• _GIVEN TASK_
Reproduce each line from the records that holds "alpha".

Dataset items
--

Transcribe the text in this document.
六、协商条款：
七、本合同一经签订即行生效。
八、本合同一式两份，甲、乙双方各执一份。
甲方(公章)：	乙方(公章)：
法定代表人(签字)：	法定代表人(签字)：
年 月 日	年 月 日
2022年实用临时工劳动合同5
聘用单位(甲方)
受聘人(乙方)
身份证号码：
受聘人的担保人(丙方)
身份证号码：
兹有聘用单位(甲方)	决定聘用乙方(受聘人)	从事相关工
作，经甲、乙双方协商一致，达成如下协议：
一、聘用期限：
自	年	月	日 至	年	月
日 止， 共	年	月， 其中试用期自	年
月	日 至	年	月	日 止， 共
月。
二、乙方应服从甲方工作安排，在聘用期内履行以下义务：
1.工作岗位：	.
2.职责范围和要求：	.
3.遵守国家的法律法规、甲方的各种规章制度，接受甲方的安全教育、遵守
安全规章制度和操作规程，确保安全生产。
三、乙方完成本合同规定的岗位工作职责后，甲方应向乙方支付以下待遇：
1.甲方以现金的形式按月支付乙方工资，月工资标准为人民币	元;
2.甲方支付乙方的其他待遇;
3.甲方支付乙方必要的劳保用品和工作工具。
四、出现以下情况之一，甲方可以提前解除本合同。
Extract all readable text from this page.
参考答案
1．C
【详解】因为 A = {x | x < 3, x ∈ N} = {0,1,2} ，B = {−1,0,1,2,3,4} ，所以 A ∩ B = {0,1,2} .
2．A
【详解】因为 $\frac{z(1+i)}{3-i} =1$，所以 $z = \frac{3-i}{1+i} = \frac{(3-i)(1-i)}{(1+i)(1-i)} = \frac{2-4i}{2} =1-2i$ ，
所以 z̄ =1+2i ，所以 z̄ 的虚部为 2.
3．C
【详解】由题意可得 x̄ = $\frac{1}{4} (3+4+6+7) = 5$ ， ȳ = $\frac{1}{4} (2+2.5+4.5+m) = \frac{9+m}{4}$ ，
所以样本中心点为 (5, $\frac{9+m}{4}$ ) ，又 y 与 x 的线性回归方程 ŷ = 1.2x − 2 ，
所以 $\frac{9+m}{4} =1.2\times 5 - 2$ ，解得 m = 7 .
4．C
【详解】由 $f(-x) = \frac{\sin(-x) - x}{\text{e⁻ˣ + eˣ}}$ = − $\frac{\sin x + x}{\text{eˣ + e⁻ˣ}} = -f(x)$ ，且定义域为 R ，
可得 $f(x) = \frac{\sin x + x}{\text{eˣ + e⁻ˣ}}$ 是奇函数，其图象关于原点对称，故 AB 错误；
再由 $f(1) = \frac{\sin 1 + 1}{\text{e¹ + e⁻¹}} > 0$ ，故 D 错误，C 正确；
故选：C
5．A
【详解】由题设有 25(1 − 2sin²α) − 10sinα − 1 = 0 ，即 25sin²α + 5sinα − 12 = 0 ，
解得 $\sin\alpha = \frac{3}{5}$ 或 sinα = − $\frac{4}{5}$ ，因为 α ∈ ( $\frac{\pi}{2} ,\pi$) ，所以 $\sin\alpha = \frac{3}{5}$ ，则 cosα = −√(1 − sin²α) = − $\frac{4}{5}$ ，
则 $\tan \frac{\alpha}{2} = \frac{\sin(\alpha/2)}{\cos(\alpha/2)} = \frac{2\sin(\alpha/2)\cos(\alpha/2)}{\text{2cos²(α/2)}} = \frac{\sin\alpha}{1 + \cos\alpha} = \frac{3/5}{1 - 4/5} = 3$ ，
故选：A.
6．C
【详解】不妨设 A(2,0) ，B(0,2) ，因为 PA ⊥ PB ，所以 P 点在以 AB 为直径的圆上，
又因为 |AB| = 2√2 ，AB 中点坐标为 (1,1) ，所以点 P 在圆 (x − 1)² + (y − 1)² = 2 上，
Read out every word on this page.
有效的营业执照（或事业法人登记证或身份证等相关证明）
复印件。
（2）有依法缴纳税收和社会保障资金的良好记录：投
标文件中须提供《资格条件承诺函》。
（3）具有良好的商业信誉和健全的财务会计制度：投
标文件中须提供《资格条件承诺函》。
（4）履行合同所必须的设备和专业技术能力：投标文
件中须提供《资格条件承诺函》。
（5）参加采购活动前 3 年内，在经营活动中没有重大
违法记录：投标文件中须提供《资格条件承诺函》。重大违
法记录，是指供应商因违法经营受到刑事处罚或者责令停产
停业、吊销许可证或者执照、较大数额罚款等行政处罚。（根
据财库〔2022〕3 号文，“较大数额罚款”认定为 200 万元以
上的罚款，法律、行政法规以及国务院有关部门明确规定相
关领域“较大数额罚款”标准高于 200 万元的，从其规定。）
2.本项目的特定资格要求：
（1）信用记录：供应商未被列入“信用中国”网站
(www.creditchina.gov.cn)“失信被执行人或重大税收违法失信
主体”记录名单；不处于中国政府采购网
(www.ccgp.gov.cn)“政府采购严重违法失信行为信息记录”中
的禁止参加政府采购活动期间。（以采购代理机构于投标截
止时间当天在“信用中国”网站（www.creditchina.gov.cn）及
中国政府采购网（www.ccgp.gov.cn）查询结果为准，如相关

--

• _EXPECTED OUTPUT_
解得 $\sin\alpha = \frac{3}{5}$ 或 sinα = − $\frac{4}{5}$ ，因为 α ∈ ( $\frac{\pi}{2} ,\pi$) ，所以 $\sin\alpha = \frac{3}{5}$ ，则 cosα = −√(1 − sin²α) = − $\frac{4}{5}$ ，
则 $\tan \frac{\alpha}{2} = \frac{\sin(\alpha/2)}{\cos(\alpha/2)} = \frac{2\sin(\alpha/2)\cos(\alpha/2)}{\text{2cos²(α/2)}} = \frac{\sin\alpha}{1 + \cos\alpha} = \frac{3/5}{1 - 4/5} = 3$ ，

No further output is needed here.